■ OPDRACHT A: Citeer uit het artikel hieronder over het tegengaan van een onveilig ondernemersklimaat alles vanaf "bedrijfsmatige activiteit: activiteit" tot en met "van toepassing is.".
■ OPDRACHT B: Schrijf het artikel over het tegengaan van een onveilig ondernemersklimaat alstublieft verder vanaf het punt waar de tekst ophoudt.

-------- PAGINAFRAGMENT --------

Artikel 2:81 Tegengaan onveilig, niet leefbaar en malafide ondernemersklimaat

  • 1.

    In dit artikel wordt verstaan onder:

    • a.

      bedrijfsmatige activiteit: activiteit in de uitoefening van een beroep of bedrijf, die niet valt onder de vergunningplicht bedoeld in artikel 3 van de Alcoholwet of de artikelen 2:33A of 3:4 ;

    • b.

      beheerder: natuurlijk persoon die door de exploitant is aangesteld voor de feitelijke leiding over de bedrijfsmatige activiteit;

    • c.

      exploitant: natuurlijk persoon of bestuurder van een rechtspersoon of tot vertegenwoordiging van die rechtspersoon bevoegde natuurlijk persoon, voor wiens rekening en risico de bedrijfsmatige activiteit wordt uitgeoefend.

  • 2.

    De burgemeester kan in het belang van de leefbaarheid, de openbare orde en veiligheid of ter voorkoming van een nadelige beïnvloeding daarvan bedrijfsmatige activiteiten en gebouwen of bij die gebouwen behorende erven of gebieden aanwijzen waarop het verbod uit het derde lid van toepassing is.

  • 3.

-------- GEGEVENSREGELS --------

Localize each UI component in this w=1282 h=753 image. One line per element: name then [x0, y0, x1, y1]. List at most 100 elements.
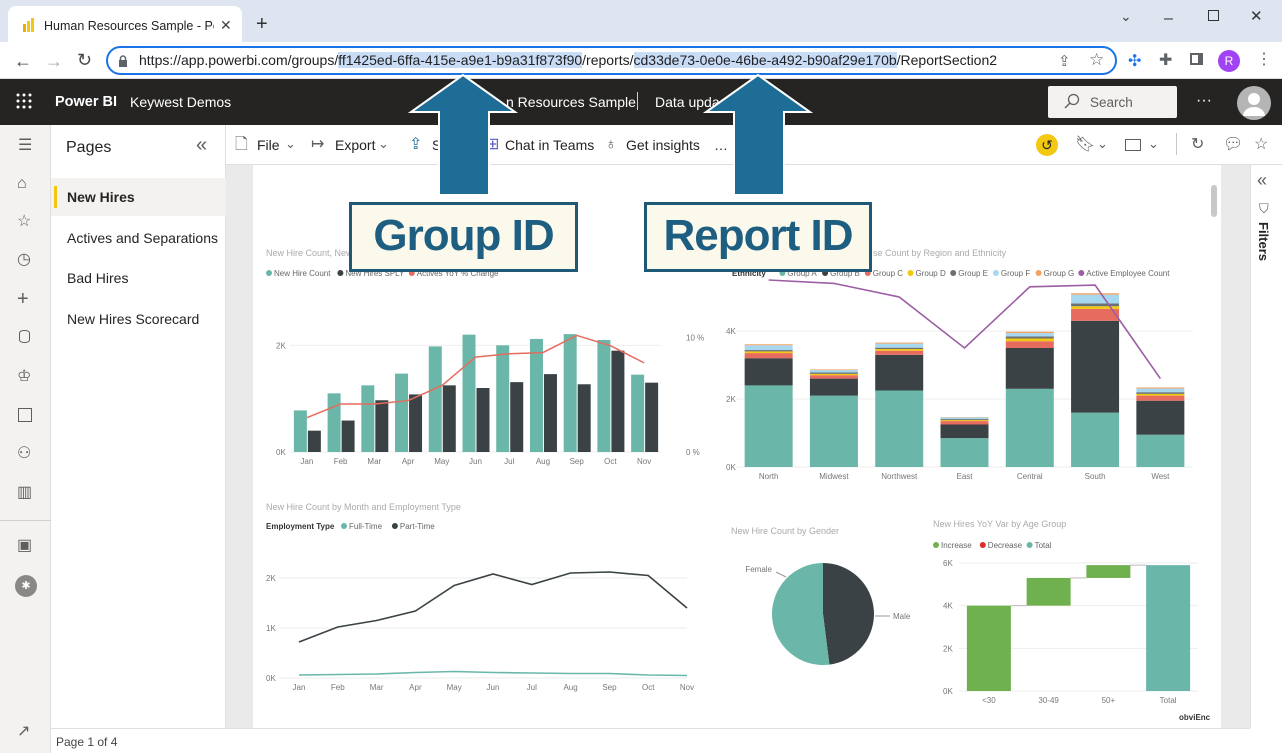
export-chevron-icon[interactable]: ⌄ [378, 136, 389, 151]
chat-in-teams-button[interactable]: Chat in Teams [505, 137, 595, 153]
chart2-bar-segment [809, 369, 858, 371]
back-icon[interactable]: ← [14, 51, 32, 71]
chart2-bar-segment [744, 385, 793, 467]
page-item-bad-hires[interactable]: Bad Hires [67, 270, 129, 286]
create-icon[interactable]: + [17, 288, 29, 310]
search-box[interactable]: Search [1048, 86, 1177, 118]
file-chevron-icon[interactable]: ⌄ [285, 136, 296, 151]
chart2-bar-segment [940, 424, 989, 439]
workspace-avatar-icon[interactable]: ✱ [15, 575, 37, 597]
header-more-icon[interactable]: ··· [1196, 92, 1212, 109]
chart4-slice [823, 563, 875, 665]
minimize-icon[interactable]: – [1164, 10, 1173, 27]
new-tab-icon[interactable]: + [256, 13, 268, 35]
chart1-legend-marker [266, 270, 272, 276]
chart1-bar-newhires [395, 373, 409, 452]
comment-icon[interactable]: 💬︎ [1223, 136, 1244, 153]
chart2-legend-marker [1078, 270, 1085, 276]
chart1-xtick: Sep [570, 457, 585, 466]
chart2-legend-label: Group A [787, 269, 817, 278]
chart2-bar-segment [744, 353, 793, 359]
learn-icon[interactable]: ▥ [17, 484, 33, 501]
chart1-line-yoy [306, 334, 645, 419]
url-suffix: /ReportSection2 [896, 52, 998, 68]
chart1-y2tick: 10 % [686, 334, 704, 343]
datasets-icon[interactable] [19, 330, 30, 343]
chart2-bar-segment [875, 342, 924, 344]
chart1-bar-sply [645, 382, 659, 452]
tab-search-chevron-icon[interactable]: ⌄ [1120, 8, 1132, 24]
browser-menu-icon[interactable]: ⋮ [1256, 51, 1272, 68]
chart4-label: Female [745, 565, 772, 574]
canvas-scrollbar[interactable] [1211, 185, 1217, 217]
chart1-bar-sply [442, 385, 456, 452]
puzzle-icon[interactable]: ✚ [1159, 52, 1173, 69]
get-insights-button[interactable]: Get insights [626, 137, 700, 153]
chart2-bar-segment [940, 421, 989, 425]
reload-icon[interactable]: ↻ [77, 50, 93, 70]
tab-close-icon[interactable]: ✕ [220, 17, 232, 33]
chart2-bar-segment [1005, 336, 1054, 339]
collapse-pages-icon[interactable]: « [196, 134, 208, 156]
share-page-icon[interactable]: ⇪ [1058, 53, 1071, 70]
workspace-name[interactable]: Keywest Demos [130, 94, 232, 110]
shared-icon[interactable]: ⚇ [17, 445, 32, 462]
sidepanel-icon[interactable] [1190, 53, 1203, 65]
powerbi-brand[interactable]: Power BI [55, 94, 118, 110]
chart1-xtick: May [434, 457, 449, 466]
favorites-icon[interactable]: ☆ [17, 213, 32, 230]
share-button[interactable]: S [432, 137, 442, 153]
view-icon[interactable] [1125, 139, 1141, 151]
chart2-bar-segment [1005, 348, 1054, 389]
expand-filters-icon[interactable]: « [1257, 170, 1268, 190]
home-icon[interactable]: ⌂ [17, 175, 27, 192]
chart1-bar-newhires [529, 338, 543, 452]
chart1-ytick: 0K [276, 448, 286, 457]
chart3-xtick: Apr [409, 683, 422, 692]
chart2-bar-segment [1071, 308, 1120, 321]
page-item-new-hires[interactable]: New Hires [67, 189, 135, 205]
url-field[interactable] [106, 46, 1117, 75]
filters-pane[interactable] [1250, 165, 1282, 728]
chart1-bar-sply [476, 388, 490, 452]
file-menu[interactable]: File [257, 137, 280, 153]
bookmark-icon[interactable]: 🔖︎ [1075, 136, 1096, 153]
chart2-bar-segment [1005, 333, 1054, 337]
chart1-bar-newhires [361, 385, 375, 452]
page-item-new-hires-scorecard[interactable]: New Hires Scorecard [67, 311, 200, 327]
bookmark-chevron-icon[interactable]: ⌄ [1097, 136, 1108, 151]
extension-icon[interactable]: ✣ [1128, 53, 1142, 70]
view-chevron-icon[interactable]: ⌄ [1148, 136, 1159, 151]
export-icon: ↦ [311, 136, 325, 153]
goals-icon[interactable]: ♔ [17, 368, 32, 385]
reset-icon[interactable]: ↺ [1036, 134, 1058, 156]
maximize-icon[interactable] [1208, 10, 1219, 21]
browser-tab[interactable] [8, 6, 242, 42]
chart3-xtick: Feb [331, 683, 345, 692]
hamburger-icon[interactable]: ☰ [18, 137, 33, 154]
chart1-bar-newhires [428, 346, 442, 452]
close-window-icon[interactable]: ✕ [1250, 8, 1263, 25]
filter-icon: ⛉ [1259, 201, 1269, 216]
forward-icon[interactable]: → [45, 51, 63, 71]
account-avatar[interactable] [1237, 86, 1271, 120]
recent-icon[interactable]: ◷ [17, 251, 31, 268]
expand-arrow-icon[interactable]: ↗ [17, 723, 31, 740]
chart2-bar-segment [744, 344, 793, 346]
refresh-icon[interactable]: ↻ [1191, 136, 1205, 153]
pages-pane [51, 125, 226, 728]
apps-icon[interactable] [18, 408, 32, 422]
chart5-legend-label: Total [1035, 541, 1052, 550]
url-text[interactable]: https://app.powerbi.com/groups/ff1425ed-… [139, 52, 997, 68]
export-menu[interactable]: Export [335, 137, 376, 153]
app-launcher-icon[interactable] [16, 93, 32, 109]
bookmark-star-icon[interactable]: ☆ [1089, 50, 1105, 69]
profile-avatar[interactable]: R [1218, 50, 1240, 72]
favorite-star-icon[interactable]: ☆ [1254, 136, 1269, 153]
workspaces-icon[interactable]: ▣ [17, 537, 33, 554]
toolbar-more-button[interactable]: … [714, 137, 728, 153]
file-icon: 🗋 [235, 136, 248, 153]
chart1-xtick: Aug [536, 457, 550, 466]
filters-label[interactable]: Filters [1256, 222, 1271, 262]
page-item-actives-separations[interactable]: Actives and Separations [67, 230, 218, 246]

--------

■ EINDRESULTAAT A:
bedrijfsmatige activiteit: activiteit in de uitoefening van een beroep of bedrijf, die niet valt onder de vergunningplicht bedoeld in artikel 3 van de Alcoholwet of de artikelen 2:33A of 3:4 ;

    • b.

      beheerder: natuurlijk persoon die door de exploitant is aangesteld voor de feitelijke leiding over de bedrijfsmatige activiteit;

    • c.

      exploitant: natuurlijk persoon of bestuurder van een rechtspersoon of tot vertegenwoordiging van die rechtspersoon bevoegde natuurlijk persoon, voor wiens rekening en risico de bedrijfsmatige activiteit wordt uitgeoefend.

  • 2.

    De burgemeester kan in het belang van de leefbaarheid, de openbare orde en veiligheid of ter voorkoming van een nadelige beïnvloeding daarvan bedrijfsmatige activiteiten en gebouwen of bij die gebouwen behorende erven of gebieden aanwijzen waarop het verbod uit het derde lid van toepassing is.

■ EINDRESULTAAT B:
    Het is verboden om zonder vergunning van de burgemeester een door hem aangewezen bedrijfsmatige activiteit uit te oefenen in een door hem aangewezen gebouw, op een bij dat gebouw behorend erf of in een door hem aangewezen gebied.

  • 4.

    De exploitant vraagt de vergunning aan door gebruik te maken van een door de burgemeester vastgesteld formulier, waarbij in elk geval de volgende gegevens worden verstrekt:

    • a.

      voor welke bedrijfsmatige activiteit de vergunning wordt gevraagd;

    • b.

      de persoonsgegevens en een geldig identiteitsbewijs van de exploitant en beheerder;

    • c.

      het adres en telefoonnummer van de locatie waar de bedrijfsmatige activiteit wordt uitgeoefend;

    • d.

      het nummer van inschrijving in het Handelsregister;

    • e.

      voor zover van toepassing, de verblijfstitel van de exploitant en beheerder;

    • f.

      voor zover van toepassing, een bewijs waaruit blijkt dat de exploitant en beheerder gerechtigd zijn om in Nederland arbeid te verrichten;

    • g.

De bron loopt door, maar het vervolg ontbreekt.